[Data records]
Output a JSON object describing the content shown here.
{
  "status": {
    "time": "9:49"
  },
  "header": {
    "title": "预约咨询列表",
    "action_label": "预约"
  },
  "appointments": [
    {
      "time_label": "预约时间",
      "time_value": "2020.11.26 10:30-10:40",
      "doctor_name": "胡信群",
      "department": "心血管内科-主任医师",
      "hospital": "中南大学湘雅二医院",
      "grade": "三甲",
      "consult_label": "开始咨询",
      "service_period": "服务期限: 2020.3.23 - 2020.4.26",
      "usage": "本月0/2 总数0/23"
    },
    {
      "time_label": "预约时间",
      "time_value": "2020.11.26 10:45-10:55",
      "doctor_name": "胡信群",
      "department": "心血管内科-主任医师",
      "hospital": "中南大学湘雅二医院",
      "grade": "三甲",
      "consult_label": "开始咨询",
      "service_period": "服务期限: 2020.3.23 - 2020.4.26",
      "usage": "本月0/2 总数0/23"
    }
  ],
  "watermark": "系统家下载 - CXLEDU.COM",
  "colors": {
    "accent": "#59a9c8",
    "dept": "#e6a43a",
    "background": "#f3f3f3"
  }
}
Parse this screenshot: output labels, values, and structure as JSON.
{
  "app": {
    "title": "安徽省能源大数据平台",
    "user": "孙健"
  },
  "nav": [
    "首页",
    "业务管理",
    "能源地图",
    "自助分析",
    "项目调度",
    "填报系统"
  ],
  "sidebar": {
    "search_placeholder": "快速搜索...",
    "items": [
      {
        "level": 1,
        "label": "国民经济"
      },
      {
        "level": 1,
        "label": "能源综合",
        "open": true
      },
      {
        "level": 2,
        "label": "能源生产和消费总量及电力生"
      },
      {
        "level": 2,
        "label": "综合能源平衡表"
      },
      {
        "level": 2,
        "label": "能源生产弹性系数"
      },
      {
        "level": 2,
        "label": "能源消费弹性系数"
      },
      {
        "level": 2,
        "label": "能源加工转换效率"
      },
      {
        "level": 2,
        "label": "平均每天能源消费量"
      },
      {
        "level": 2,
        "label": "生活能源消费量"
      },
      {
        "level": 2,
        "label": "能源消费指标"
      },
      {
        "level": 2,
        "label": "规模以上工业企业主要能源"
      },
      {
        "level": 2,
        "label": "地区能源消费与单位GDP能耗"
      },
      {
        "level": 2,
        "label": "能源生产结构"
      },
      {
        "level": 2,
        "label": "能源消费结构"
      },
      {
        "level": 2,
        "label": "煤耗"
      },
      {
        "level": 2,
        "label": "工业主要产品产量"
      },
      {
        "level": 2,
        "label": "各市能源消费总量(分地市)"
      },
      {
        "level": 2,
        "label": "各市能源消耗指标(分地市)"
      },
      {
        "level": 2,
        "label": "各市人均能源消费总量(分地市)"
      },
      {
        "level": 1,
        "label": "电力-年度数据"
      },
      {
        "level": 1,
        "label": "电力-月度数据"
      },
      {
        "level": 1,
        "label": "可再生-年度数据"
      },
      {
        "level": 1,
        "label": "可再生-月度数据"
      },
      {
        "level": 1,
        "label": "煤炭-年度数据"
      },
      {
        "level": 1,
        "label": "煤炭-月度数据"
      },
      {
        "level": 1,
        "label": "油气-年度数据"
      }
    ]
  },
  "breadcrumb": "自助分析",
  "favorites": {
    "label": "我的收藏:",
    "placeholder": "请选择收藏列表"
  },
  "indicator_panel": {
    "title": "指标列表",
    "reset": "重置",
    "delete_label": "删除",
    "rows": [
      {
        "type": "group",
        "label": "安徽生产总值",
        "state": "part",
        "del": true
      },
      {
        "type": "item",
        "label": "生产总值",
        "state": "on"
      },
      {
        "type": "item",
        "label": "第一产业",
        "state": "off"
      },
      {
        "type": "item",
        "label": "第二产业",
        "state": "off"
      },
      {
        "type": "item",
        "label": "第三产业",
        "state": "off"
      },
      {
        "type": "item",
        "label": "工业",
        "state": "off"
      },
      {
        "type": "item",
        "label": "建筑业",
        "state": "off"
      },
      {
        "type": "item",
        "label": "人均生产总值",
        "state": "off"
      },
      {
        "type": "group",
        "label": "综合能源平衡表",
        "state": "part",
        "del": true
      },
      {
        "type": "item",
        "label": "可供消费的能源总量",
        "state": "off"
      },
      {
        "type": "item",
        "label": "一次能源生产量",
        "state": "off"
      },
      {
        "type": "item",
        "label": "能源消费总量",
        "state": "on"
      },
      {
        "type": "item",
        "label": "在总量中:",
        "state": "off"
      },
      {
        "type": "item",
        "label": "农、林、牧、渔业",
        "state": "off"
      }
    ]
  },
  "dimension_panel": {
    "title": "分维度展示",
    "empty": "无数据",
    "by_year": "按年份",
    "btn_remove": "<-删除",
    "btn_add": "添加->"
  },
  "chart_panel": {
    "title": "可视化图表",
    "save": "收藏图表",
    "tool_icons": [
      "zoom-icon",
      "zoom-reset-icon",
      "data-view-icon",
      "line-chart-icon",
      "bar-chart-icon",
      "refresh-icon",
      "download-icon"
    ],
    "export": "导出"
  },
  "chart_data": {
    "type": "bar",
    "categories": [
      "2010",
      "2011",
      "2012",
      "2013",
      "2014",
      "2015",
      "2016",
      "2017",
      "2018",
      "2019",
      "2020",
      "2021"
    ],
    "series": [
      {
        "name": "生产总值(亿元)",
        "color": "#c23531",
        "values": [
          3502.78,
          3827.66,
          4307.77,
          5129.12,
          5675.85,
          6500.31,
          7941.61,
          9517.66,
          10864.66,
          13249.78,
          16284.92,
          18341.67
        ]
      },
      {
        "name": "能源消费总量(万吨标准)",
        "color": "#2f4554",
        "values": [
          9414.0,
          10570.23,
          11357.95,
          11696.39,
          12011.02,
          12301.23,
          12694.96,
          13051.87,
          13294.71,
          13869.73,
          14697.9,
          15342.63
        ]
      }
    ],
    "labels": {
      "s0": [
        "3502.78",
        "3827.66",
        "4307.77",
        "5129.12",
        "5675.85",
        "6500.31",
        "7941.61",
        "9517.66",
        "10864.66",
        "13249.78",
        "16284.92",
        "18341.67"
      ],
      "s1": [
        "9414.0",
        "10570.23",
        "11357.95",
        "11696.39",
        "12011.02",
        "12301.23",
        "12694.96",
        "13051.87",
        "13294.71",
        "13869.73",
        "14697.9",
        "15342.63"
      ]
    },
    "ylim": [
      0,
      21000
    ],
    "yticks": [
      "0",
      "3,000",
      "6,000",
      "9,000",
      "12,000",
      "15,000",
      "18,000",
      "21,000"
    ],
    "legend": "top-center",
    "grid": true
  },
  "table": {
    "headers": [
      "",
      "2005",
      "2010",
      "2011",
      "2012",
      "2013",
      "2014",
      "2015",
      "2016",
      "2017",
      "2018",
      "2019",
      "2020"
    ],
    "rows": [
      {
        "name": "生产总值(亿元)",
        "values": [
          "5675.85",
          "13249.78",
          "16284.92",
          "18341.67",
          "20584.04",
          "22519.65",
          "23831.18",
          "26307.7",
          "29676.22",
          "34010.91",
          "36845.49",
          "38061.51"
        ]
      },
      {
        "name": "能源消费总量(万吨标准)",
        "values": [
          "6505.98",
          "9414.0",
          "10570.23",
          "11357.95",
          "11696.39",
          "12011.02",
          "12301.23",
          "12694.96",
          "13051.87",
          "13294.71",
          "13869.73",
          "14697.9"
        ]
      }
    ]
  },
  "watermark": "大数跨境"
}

◆ Task goal ◆
Retype all of the data shown above, word for word.

◆ Expected answer ◆
Output a JSON object describing the content shown here.
{
  "status": {
    "time": "9:49"
  },
  "header": {
    "title": "预约咨询列表",
    "action_label": "预约"
  },
  "appointments": [
    {
      "time_label": "预约时间",
      "time_value": "2020.11.26 10:30-10:40",
      "doctor_name": "胡信群",
      "department": "心血管内科-主任医师",
      "hospital": "中南大学湘雅二医院",
      "grade": "三甲",
      "consult_label": "开始咨询",
      "service_period": "服务期限: 2020.3.23 - 2020.4.26",
      "usage": "本月0/2 总数0/23"
    },
    {
      "time_label": "预约时间",
      "time_value": "2020.11.26 10:45-10:55",
      "doctor_name": "胡信群",
      "department": "心血管内科-主任医师",
      "hospital": "中南大学湘雅二医院",
      "grade": "三甲",
      "consult_label": "开始咨询",
      "service_period": "服务期限: 2020.3.23 - 2020.4.26",
      "usage": "本月0/2 总数0/23"
    }
  ],
  "watermark": "系统家下载 - CXLEDU.COM",
  "colors": {
    "accent": "#59a9c8",
    "dept": "#e6a43a",
    "background": "#f3f3f3"
  }
}
Parse this screenshot: output labels, values, and structure as JSON.
{
  "app": {
    "title": "安徽省能源大数据平台",
    "user": "孙健"
  },
  "nav": [
    "首页",
    "业务管理",
    "能源地图",
    "自助分析",
    "项目调度",
    "填报系统"
  ],
  "sidebar": {
    "search_placeholder": "快速搜索...",
    "items": [
      {
        "level": 1,
        "label": "国民经济"
      },
      {
        "level": 1,
        "label": "能源综合",
        "open": true
      },
      {
        "level": 2,
        "label": "能源生产和消费总量及电力生"
      },
      {
        "level": 2,
        "label": "综合能源平衡表"
      },
      {
        "level": 2,
        "label": "能源生产弹性系数"
      },
      {
        "level": 2,
        "label": "能源消费弹性系数"
      },
      {
        "level": 2,
        "label": "能源加工转换效率"
      },
      {
        "level": 2,
        "label": "平均每天能源消费量"
      },
      {
        "level": 2,
        "label": "生活能源消费量"
      },
      {
        "level": 2,
        "label": "能源消费指标"
      },
      {
        "level": 2,
        "label": "规模以上工业企业主要能源"
      },
      {
        "level": 2,
        "label": "地区能源消费与单位GDP能耗"
      },
      {
        "level": 2,
        "label": "能源生产结构"
      },
      {
        "level": 2,
        "label": "能源消费结构"
      },
      {
        "level": 2,
        "label": "煤耗"
      },
      {
        "level": 2,
        "label": "工业主要产品产量"
      },
      {
        "level": 2,
        "label": "各市能源消费总量(分地市)"
      },
      {
        "level": 2,
        "label": "各市能源消耗指标(分地市)"
      },
      {
        "level": 2,
        "label": "各市人均能源消费总量(分地市)"
      },
      {
        "level": 1,
        "label": "电力-年度数据"
      },
      {
        "level": 1,
        "label": "电力-月度数据"
      },
      {
        "level": 1,
        "label": "可再生-年度数据"
      },
      {
        "level": 1,
        "label": "可再生-月度数据"
      },
      {
        "level": 1,
        "label": "煤炭-年度数据"
      },
      {
        "level": 1,
        "label": "煤炭-月度数据"
      },
      {
        "level": 1,
        "label": "油气-年度数据"
      }
    ]
  },
  "breadcrumb": "自助分析",
  "favorites": {
    "label": "我的收藏:",
    "placeholder": "请选择收藏列表"
  },
  "indicator_panel": {
    "title": "指标列表",
    "reset": "重置",
    "delete_label": "删除",
    "rows": [
      {
        "type": "group",
        "label": "安徽生产总值",
        "state": "part",
        "del": true
      },
      {
        "type": "item",
        "label": "生产总值",
        "state": "on"
      },
      {
        "type": "item",
        "label": "第一产业",
        "state": "off"
      },
      {
        "type": "item",
        "label": "第二产业",
        "state": "off"
      },
      {
        "type": "item",
        "label": "第三产业",
        "state": "off"
      },
      {
        "type": "item",
        "label": "工业",
        "state": "off"
      },
      {
        "type": "item",
        "label": "建筑业",
        "state": "off"
      },
      {
        "type": "item",
        "label": "人均生产总值",
        "state": "off"
      },
      {
        "type": "group",
        "label": "综合能源平衡表",
        "state": "part",
        "del": true
      },
      {
        "type": "item",
        "label": "可供消费的能源总量",
        "state": "off"
      },
      {
        "type": "item",
        "label": "一次能源生产量",
        "state": "off"
      },
      {
        "type": "item",
        "label": "能源消费总量",
        "state": "on"
      },
      {
        "type": "item",
        "label": "在总量中:",
        "state": "off"
      },
      {
        "type": "item",
        "label": "农、林、牧、渔业",
        "state": "off"
      }
    ]
  },
  "dimension_panel": {
    "title": "分维度展示",
    "empty": "无数据",
    "by_year": "按年份",
    "btn_remove": "<-删除",
    "btn_add": "添加->"
  },
  "chart_panel": {
    "title": "可视化图表",
    "save": "收藏图表",
    "tool_icons": [
      "zoom-icon",
      "zoom-reset-icon",
      "data-view-icon",
      "line-chart-icon",
      "bar-chart-icon",
      "refresh-icon",
      "download-icon"
    ],
    "export": "导出"
  },
  "chart_data": {
    "type": "bar",
    "categories": [
      "2010",
      "2011",
      "2012",
      "2013",
      "2014",
      "2015",
      "2016",
      "2017",
      "2018",
      "2019",
      "2020",
      "2021"
    ],
    "series": [
      {
        "name": "生产总值(亿元)",
        "color": "#c23531",
        "values": [
          3502.78,
          3827.66,
          4307.77,
          5129.12,
          5675.85,
          6500.31,
          7941.61,
          9517.66,
          10864.66,
          13249.78,
          16284.92,
          18341.67
        ]
      },
      {
        "name": "能源消费总量(万吨标准)",
        "color": "#2f4554",
        "values": [
          9414.0,
          10570.23,
          11357.95,
          11696.39,
          12011.02,
          12301.23,
          12694.96,
          13051.87,
          13294.71,
          13869.73,
          14697.9,
          15342.63
        ]
      }
    ],
    "labels": {
      "s0": [
        "3502.78",
        "3827.66",
        "4307.77",
        "5129.12",
        "5675.85",
        "6500.31",
        "7941.61",
        "9517.66",
        "10864.66",
        "13249.78",
        "16284.92",
        "18341.67"
      ],
      "s1": [
        "9414.0",
        "10570.23",
        "11357.95",
        "11696.39",
        "12011.02",
        "12301.23",
        "12694.96",
        "13051.87",
        "13294.71",
        "13869.73",
        "14697.9",
        "15342.63"
      ]
    },
    "ylim": [
      0,
      21000
    ],
    "yticks": [
      "0",
      "3,000",
      "6,000",
      "9,000",
      "12,000",
      "15,000",
      "18,000",
      "21,000"
    ],
    "legend": "top-center",
    "grid": true
  },
  "table": {
    "headers": [
      "",
      "2005",
      "2010",
      "2011",
      "2012",
      "2013",
      "2014",
      "2015",
      "2016",
      "2017",
      "2018",
      "2019",
      "2020"
    ],
    "rows": [
      {
        "name": "生产总值(亿元)",
        "values": [
          "5675.85",
          "13249.78",
          "16284.92",
          "18341.67",
          "20584.04",
          "22519.65",
          "23831.18",
          "26307.7",
          "29676.22",
          "34010.91",
          "36845.49",
          "38061.51"
        ]
      },
      {
        "name": "能源消费总量(万吨标准)",
        "values": [
          "6505.98",
          "9414.0",
          "10570.23",
          "11357.95",
          "11696.39",
          "12011.02",
          "12301.23",
          "12694.96",
          "13051.87",
          "13294.71",
          "13869.73",
          "14697.9"
        ]
      }
    ]
  },
  "watermark": "大数跨境"
}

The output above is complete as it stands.